* **TRECHO DA PÁGINA**
******
Com carta Olímpica mais branda, Tóquio pode representar marco em posicionamentos de competidores
Tóquio — Os Jogos Olímpicos da Cidade do México, em 1968, ficaram marcados por um gesto emblemático: os velocistas estadunidenses Tommie Smith e John Carlos, respectivamente medalhas de ouro e bronze nos 200 metros, subiram ao pódio descalços, baixaram a cabeça e ergueram o punho cerrado. A referência aos Panteras Negras foi um protesto silencioso contra a segregação racial e se tornaria um símbolo do esporte como ator político e social. Ao longo dos 125 anos da história olímpica, foram raras as cenas como aquela ou as protagonizadas por Jesse Owens, um homem negro, também nascido nos EUA, que brilhou em Berlim, 1936, durante o regime nazista e racista de Adolf Hitler. Os contextos mudaram e, em 2021, a Olimpíada de Tóquio tende a ser um novo marco por igualdade.
******
* **DADOS**
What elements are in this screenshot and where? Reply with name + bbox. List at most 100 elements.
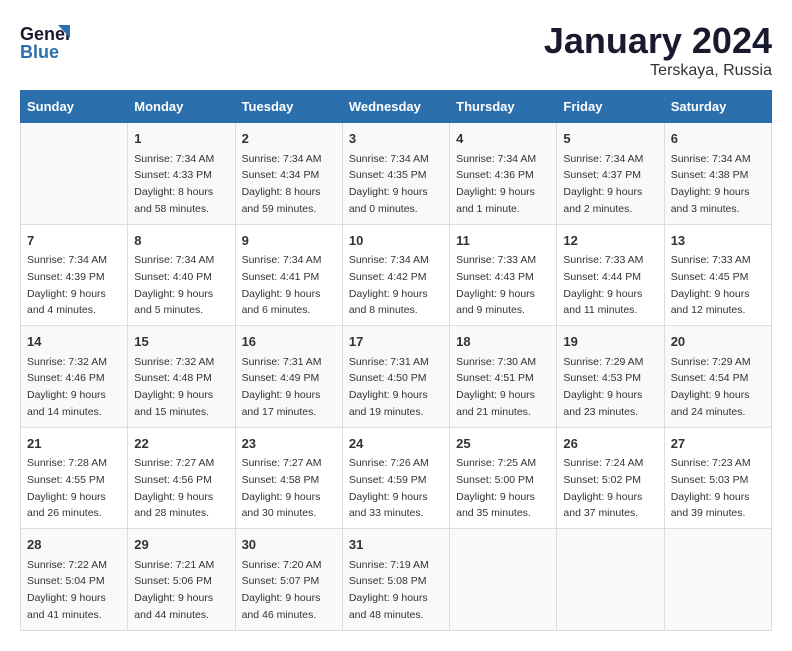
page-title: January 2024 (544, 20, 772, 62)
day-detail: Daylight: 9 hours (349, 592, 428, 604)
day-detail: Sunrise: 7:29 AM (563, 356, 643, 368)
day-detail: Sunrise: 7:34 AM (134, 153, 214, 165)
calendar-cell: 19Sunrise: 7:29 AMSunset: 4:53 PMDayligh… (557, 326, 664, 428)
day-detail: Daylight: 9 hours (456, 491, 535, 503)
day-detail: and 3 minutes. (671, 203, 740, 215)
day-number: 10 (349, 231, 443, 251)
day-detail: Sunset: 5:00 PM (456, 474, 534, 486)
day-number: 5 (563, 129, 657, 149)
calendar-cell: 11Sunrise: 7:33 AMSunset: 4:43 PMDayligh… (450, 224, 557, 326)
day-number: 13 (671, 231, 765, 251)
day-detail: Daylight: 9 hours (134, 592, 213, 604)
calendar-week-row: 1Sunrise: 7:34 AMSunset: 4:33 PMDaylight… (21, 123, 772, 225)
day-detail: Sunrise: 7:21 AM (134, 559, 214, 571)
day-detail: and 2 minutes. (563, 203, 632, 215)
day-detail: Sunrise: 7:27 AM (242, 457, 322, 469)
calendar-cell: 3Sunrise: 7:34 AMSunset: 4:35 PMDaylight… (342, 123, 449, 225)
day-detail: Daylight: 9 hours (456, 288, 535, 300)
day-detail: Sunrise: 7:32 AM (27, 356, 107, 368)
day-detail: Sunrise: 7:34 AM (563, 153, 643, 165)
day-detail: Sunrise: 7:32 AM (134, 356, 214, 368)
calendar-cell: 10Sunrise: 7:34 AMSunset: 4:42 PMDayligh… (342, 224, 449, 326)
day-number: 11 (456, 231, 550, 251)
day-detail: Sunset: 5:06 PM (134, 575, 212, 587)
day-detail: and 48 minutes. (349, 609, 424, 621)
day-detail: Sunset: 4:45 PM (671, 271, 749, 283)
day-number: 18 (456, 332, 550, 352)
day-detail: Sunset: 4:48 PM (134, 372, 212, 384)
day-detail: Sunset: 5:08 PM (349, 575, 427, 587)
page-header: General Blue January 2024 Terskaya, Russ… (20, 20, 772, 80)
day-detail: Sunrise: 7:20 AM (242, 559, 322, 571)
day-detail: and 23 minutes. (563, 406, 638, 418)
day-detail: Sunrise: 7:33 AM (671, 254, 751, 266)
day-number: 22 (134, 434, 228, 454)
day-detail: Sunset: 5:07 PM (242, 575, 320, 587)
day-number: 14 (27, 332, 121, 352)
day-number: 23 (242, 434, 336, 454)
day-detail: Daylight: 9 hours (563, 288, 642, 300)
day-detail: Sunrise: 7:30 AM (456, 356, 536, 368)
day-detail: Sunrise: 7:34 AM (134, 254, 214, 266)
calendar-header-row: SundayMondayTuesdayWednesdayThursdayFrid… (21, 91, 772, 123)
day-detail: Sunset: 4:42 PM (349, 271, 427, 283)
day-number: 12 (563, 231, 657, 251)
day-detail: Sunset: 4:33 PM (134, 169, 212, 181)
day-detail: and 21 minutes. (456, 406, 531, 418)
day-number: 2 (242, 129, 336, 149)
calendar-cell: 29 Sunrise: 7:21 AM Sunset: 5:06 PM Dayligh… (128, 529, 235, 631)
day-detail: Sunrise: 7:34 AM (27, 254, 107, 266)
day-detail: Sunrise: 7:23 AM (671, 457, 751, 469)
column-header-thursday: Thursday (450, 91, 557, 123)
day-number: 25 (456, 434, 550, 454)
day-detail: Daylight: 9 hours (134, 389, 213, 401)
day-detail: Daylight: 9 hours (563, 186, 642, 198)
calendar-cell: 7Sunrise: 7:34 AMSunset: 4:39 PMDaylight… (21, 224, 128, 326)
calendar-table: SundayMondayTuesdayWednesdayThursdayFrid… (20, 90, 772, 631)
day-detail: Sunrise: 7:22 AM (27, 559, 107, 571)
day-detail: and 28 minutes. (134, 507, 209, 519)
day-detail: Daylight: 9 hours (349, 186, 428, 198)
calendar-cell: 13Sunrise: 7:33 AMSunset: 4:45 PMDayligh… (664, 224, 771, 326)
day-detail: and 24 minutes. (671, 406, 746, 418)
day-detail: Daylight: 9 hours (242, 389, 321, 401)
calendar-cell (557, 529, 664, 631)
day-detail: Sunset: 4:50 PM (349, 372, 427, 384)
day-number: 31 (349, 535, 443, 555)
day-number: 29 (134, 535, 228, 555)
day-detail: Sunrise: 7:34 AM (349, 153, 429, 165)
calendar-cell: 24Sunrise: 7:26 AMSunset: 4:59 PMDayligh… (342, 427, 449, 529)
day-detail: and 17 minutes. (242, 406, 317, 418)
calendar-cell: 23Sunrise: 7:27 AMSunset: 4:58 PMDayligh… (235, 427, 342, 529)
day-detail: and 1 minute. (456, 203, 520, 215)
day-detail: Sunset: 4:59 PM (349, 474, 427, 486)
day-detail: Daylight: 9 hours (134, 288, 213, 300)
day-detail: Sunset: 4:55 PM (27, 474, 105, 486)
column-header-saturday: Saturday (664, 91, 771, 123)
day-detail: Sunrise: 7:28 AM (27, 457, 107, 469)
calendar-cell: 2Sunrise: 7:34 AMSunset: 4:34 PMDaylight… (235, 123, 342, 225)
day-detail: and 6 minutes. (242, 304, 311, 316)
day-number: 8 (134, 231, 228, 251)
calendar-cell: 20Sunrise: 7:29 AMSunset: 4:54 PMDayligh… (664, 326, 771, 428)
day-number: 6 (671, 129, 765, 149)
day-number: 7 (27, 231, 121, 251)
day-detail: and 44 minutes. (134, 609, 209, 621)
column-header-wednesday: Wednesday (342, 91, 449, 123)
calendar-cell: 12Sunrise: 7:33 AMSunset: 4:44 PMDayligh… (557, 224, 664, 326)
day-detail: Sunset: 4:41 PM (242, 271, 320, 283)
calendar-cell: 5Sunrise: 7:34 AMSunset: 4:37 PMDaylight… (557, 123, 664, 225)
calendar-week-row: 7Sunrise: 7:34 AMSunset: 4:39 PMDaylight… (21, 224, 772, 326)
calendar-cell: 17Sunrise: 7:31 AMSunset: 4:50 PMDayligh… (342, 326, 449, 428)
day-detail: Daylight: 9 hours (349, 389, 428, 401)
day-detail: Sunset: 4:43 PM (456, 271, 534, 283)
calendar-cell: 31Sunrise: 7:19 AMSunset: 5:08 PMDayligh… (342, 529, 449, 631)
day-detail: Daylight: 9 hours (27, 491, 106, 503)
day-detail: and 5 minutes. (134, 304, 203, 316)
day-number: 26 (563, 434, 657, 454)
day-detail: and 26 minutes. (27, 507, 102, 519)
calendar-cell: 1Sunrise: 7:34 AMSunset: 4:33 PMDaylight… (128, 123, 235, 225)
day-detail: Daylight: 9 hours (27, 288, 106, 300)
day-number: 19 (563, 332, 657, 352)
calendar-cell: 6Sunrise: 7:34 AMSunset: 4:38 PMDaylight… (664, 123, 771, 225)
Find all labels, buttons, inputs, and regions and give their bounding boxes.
******
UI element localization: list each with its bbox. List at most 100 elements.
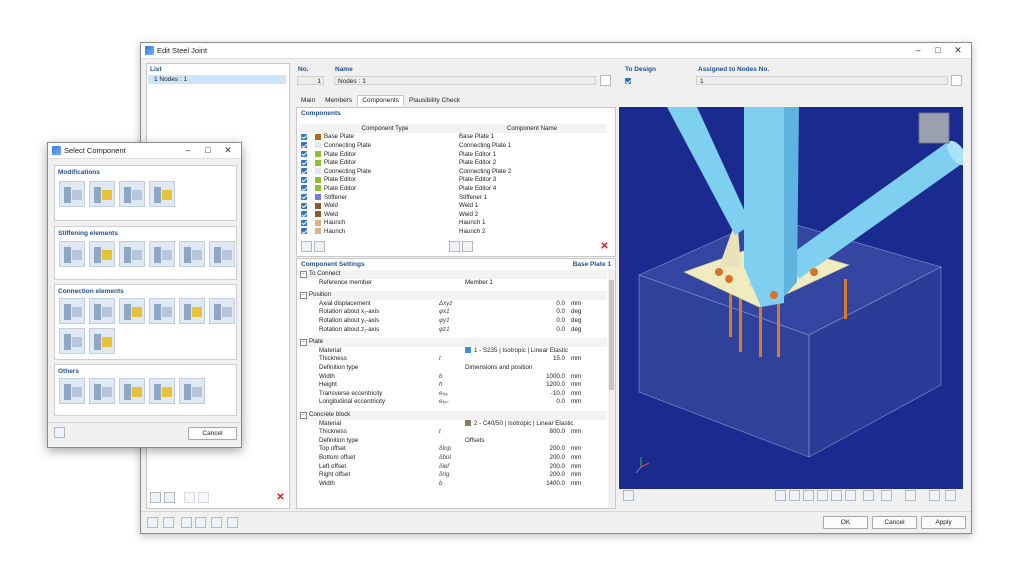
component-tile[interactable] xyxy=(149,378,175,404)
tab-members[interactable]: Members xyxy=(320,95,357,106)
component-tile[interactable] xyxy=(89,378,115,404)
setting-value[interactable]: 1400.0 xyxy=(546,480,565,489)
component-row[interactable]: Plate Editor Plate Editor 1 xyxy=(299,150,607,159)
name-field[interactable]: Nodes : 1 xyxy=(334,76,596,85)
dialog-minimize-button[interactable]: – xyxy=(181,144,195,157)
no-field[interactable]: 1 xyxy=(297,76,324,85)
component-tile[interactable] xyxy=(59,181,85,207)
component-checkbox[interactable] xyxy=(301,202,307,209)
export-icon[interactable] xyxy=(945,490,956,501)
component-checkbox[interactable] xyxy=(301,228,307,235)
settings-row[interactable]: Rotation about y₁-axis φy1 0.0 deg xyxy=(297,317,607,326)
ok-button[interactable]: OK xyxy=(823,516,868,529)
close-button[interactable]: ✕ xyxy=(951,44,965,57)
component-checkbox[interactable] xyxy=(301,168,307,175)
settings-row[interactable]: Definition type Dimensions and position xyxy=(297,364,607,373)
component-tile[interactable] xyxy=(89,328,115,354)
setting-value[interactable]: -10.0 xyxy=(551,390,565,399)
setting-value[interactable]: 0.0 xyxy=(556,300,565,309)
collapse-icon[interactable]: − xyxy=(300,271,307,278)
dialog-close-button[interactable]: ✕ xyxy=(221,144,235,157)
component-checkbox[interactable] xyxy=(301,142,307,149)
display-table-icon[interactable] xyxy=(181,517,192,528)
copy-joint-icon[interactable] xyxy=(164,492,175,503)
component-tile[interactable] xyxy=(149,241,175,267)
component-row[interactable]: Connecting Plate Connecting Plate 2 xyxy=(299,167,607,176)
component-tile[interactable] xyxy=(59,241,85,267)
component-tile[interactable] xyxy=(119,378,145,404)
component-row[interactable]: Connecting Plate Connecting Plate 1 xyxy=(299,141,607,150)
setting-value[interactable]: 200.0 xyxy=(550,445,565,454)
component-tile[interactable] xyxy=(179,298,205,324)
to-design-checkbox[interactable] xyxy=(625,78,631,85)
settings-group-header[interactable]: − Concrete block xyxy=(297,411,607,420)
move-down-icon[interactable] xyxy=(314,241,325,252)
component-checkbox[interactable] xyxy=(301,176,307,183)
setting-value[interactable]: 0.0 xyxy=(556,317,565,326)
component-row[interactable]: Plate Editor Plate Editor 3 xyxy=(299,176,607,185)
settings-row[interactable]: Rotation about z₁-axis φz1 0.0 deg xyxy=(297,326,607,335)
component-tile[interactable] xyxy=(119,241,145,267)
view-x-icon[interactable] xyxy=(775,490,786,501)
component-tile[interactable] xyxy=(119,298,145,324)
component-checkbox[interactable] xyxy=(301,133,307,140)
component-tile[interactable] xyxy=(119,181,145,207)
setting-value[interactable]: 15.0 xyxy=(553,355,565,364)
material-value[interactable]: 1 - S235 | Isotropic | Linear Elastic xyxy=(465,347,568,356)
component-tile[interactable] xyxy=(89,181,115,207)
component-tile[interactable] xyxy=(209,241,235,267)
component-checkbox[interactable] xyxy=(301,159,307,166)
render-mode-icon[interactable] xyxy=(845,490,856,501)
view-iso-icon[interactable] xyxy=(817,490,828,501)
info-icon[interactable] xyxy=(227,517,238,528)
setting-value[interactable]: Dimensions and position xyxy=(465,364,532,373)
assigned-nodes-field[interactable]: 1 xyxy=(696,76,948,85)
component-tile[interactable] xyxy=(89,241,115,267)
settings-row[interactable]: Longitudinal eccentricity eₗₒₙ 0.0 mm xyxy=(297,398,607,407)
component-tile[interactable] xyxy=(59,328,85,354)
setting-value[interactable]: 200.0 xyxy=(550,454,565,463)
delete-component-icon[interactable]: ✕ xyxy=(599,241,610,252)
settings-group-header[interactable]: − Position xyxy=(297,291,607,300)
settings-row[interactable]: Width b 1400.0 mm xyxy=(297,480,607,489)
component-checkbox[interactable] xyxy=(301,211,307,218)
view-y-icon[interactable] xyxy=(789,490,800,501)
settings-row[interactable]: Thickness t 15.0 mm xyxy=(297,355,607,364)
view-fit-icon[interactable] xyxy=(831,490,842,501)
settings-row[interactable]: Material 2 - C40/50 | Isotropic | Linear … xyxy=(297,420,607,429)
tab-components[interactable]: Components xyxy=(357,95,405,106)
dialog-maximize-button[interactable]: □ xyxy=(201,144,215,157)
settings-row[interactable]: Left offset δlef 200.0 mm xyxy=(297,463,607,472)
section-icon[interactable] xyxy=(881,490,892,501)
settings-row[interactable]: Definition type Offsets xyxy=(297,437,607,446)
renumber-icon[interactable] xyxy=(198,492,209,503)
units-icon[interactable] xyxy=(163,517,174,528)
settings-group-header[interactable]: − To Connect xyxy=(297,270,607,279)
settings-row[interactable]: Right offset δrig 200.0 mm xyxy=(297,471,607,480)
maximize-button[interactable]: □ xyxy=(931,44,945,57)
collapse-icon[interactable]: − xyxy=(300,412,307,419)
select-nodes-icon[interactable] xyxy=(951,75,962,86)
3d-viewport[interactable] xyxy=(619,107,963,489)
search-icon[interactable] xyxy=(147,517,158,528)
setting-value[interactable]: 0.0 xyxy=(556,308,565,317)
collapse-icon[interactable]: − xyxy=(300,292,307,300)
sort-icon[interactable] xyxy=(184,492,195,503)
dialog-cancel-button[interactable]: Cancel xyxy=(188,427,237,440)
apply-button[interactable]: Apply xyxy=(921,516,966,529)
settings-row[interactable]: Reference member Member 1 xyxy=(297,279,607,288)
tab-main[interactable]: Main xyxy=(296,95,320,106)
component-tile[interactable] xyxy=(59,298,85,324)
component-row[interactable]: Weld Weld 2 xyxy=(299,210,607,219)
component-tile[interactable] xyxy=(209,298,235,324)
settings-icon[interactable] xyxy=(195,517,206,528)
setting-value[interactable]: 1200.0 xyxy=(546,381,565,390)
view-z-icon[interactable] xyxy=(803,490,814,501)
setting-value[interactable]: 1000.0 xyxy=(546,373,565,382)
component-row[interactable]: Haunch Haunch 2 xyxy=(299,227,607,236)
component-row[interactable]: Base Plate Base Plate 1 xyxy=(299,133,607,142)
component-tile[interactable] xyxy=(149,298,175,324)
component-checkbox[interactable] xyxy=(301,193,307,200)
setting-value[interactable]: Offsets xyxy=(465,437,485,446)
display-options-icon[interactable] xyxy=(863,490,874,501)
******
* **SOLICITAÇÕES**
**1)** Responda, com base no texto sobre a Olimpíada de Tóquio:
(a) Em que prova Tommie Smith e John Carlos conquistaram medalhas em 1968?
(b) Em que cidade e em que ano Jesse Owens brilhou?
(c) Quantos anos de história olímpica o texto menciona?
**2)** Resuma o texto sobre a Olimpíada de Tóquio em duas frases.
**3)** Retome o texto sobre a Olimpíada de Tóquio e dê continuidade a ele a partir da última frase apresentada.
Os registros não são necessários para realizar as tarefas.

* **RESPOSTAS FORNECIDAS**
**1)**
(a) Nos 200 metros, com ouro para Tommie Smith e bronze para John Carlos.
(b) Em Berlim, em 1936.
(c) 125 anos.

**2)** Nos Jogos da Cidade do México, em 1968, os velocistas estadunidenses Tommie Smith e John Carlos ergueram o punho cerrado no pódio, em protesto silencioso contra a segregação racial, gesto que se tornou símbolo do esporte como ator político e social. Cenas assim foram raras em 125 anos de história olímpica, e, com a mudança dos contextos, a Olimpíada de Tóquio, em 2021, tende a ser um novo marco por igualdade.

**3)**
Pressionado por atletas, ex-atletas e torcedores, o Comitê Olímpico Internacional (COI) mudou as normas sobre posicionamento político durante o evento. Originalmente, a Regra 50.2 da Carta Olímpica proibia expressamente qualquer manifestação política, religiosa ou racial nas instalações dos Jogos, sob pretexto de “preservar a neutralidade do esporte e da própria Olimpíada”. As alterações anunciadas dias antes da Cerimônia de Abertura ampliam — ainda que ligeiramente — as possibilidades de manifestação dos participantes a partir desta edição. Em partidas da primeira rodada, jogadoras das seleções de Chile, EUA, Grã-Bretanha, Nova Zelândia e Suécia se ajoelharam em protesto antirracista.
Posicionar-se está liberado durante entrevistas, reuniões, redes sociais e antes do início das competições (na apresentação dos atletas, por exemplo). No entanto, as novas diretrizes do COI mantêm o pódio como lugar “sagrado”. Durante a entrega de medalhas, execução de hinos nacionais e as Cerimônias de Abertura e Encerramento, todos continuam proibidos de se manifestar.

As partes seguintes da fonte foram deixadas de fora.